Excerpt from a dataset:
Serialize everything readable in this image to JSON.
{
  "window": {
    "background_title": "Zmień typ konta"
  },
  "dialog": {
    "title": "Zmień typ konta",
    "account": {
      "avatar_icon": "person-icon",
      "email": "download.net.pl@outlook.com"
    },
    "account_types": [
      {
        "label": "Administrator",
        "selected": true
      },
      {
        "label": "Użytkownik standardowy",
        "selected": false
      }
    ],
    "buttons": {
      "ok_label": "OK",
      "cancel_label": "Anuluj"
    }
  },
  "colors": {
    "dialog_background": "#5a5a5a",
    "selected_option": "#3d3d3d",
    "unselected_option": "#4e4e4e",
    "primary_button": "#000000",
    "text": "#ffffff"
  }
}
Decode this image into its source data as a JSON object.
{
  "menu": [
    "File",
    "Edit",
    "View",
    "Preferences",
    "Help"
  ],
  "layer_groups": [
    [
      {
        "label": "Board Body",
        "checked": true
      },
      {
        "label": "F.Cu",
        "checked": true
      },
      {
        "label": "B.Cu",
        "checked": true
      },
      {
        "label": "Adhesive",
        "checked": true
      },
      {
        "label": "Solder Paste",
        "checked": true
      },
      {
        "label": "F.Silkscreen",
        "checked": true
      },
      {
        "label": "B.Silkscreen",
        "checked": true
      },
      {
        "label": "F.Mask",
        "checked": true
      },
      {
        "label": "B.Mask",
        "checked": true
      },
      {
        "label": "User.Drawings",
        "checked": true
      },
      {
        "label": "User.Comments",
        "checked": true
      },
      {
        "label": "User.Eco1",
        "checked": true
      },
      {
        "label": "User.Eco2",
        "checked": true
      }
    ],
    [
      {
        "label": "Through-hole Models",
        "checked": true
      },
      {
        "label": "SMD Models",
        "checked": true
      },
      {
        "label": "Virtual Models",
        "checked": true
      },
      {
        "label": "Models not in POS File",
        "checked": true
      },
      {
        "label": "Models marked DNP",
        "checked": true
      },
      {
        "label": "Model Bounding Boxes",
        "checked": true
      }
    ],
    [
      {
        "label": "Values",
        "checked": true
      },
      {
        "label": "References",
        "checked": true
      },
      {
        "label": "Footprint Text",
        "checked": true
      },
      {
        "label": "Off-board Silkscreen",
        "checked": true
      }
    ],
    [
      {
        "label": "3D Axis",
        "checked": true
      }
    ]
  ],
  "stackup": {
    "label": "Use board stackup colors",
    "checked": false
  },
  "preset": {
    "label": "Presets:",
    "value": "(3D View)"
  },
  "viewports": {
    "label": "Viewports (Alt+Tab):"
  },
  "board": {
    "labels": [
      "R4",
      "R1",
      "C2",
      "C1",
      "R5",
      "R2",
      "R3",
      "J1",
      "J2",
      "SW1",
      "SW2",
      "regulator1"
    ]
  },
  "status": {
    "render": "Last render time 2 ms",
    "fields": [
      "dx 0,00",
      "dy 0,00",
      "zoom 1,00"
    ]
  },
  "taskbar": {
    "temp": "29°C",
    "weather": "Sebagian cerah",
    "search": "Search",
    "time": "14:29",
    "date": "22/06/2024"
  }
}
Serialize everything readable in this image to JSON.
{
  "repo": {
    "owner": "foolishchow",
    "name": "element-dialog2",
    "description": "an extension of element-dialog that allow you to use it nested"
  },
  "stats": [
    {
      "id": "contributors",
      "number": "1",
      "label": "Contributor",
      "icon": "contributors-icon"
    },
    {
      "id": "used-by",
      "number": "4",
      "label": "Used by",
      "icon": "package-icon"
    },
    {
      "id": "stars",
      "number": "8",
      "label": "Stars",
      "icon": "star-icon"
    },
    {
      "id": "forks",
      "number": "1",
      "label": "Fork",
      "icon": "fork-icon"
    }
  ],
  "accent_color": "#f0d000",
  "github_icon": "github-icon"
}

Job: Retype the whole listing, matching it exactly.

Exercise answer:
Serialize everything readable in this image to JSON.
{
  "window": {
    "background_title": "Zmień typ konta"
  },
  "dialog": {
    "title": "Zmień typ konta",
    "account": {
      "avatar_icon": "person-icon",
      "email": "download.net.pl@outlook.com"
    },
    "account_types": [
      {
        "label": "Administrator",
        "selected": true
      },
      {
        "label": "Użytkownik standardowy",
        "selected": false
      }
    ],
    "buttons": {
      "ok_label": "OK",
      "cancel_label": "Anuluj"
    }
  },
  "colors": {
    "dialog_background": "#5a5a5a",
    "selected_option": "#3d3d3d",
    "unselected_option": "#4e4e4e",
    "primary_button": "#000000",
    "text": "#ffffff"
  }
}
Decode this image into its source data as a JSON object.
{
  "menu": [
    "File",
    "Edit",
    "View",
    "Preferences",
    "Help"
  ],
  "layer_groups": [
    [
      {
        "label": "Board Body",
        "checked": true
      },
      {
        "label": "F.Cu",
        "checked": true
      },
      {
        "label": "B.Cu",
        "checked": true
      },
      {
        "label": "Adhesive",
        "checked": true
      },
      {
        "label": "Solder Paste",
        "checked": true
      },
      {
        "label": "F.Silkscreen",
        "checked": true
      },
      {
        "label": "B.Silkscreen",
        "checked": true
      },
      {
        "label": "F.Mask",
        "checked": true
      },
      {
        "label": "B.Mask",
        "checked": true
      },
      {
        "label": "User.Drawings",
        "checked": true
      },
      {
        "label": "User.Comments",
        "checked": true
      },
      {
        "label": "User.Eco1",
        "checked": true
      },
      {
        "label": "User.Eco2",
        "checked": true
      }
    ],
    [
      {
        "label": "Through-hole Models",
        "checked": true
      },
      {
        "label": "SMD Models",
        "checked": true
      },
      {
        "label": "Virtual Models",
        "checked": true
      },
      {
        "label": "Models not in POS File",
        "checked": true
      },
      {
        "label": "Models marked DNP",
        "checked": true
      },
      {
        "label": "Model Bounding Boxes",
        "checked": true
      }
    ],
    [
      {
        "label": "Values",
        "checked": true
      },
      {
        "label": "References",
        "checked": true
      },
      {
        "label": "Footprint Text",
        "checked": true
      },
      {
        "label": "Off-board Silkscreen",
        "checked": true
      }
    ],
    [
      {
        "label": "3D Axis",
        "checked": true
      }
    ]
  ],
  "stackup": {
    "label": "Use board stackup colors",
    "checked": false
  },
  "preset": {
    "label": "Presets:",
    "value": "(3D View)"
  },
  "viewports": {
    "label": "Viewports (Alt+Tab):"
  },
  "board": {
    "labels": [
      "R4",
      "R1",
      "C2",
      "C1",
      "R5",
      "R2",
      "R3",
      "J1",
      "J2",
      "SW1",
      "SW2",
      "regulator1"
    ]
  },
  "status": {
    "render": "Last render time 2 ms",
    "fields": [
      "dx 0,00",
      "dy 0,00",
      "zoom 1,00"
    ]
  },
  "taskbar": {
    "temp": "29°C",
    "weather": "Sebagian cerah",
    "search": "Search",
    "time": "14:29",
    "date": "22/06/2024"
  }
}
Serialize everything readable in this image to JSON.
{
  "repo": {
    "owner": "foolishchow",
    "name": "element-dialog2",
    "description": "an extension of element-dialog that allow you to use it nested"
  },
  "stats": [
    {
      "id": "contributors",
      "number": "1",
      "label": "Contributor",
      "icon": "contributors-icon"
    },
    {
      "id": "used-by",
      "number": "4",
      "label": "Used by",
      "icon": "package-icon"
    },
    {
      "id": "stars",
      "number": "8",
      "label": "Stars",
      "icon": "star-icon"
    },
    {
      "id": "forks",
      "number": "1",
      "label": "Fork",
      "icon": "fork-icon"
    }
  ],
  "accent_color": "#f0d000",
  "github_icon": "github-icon"
}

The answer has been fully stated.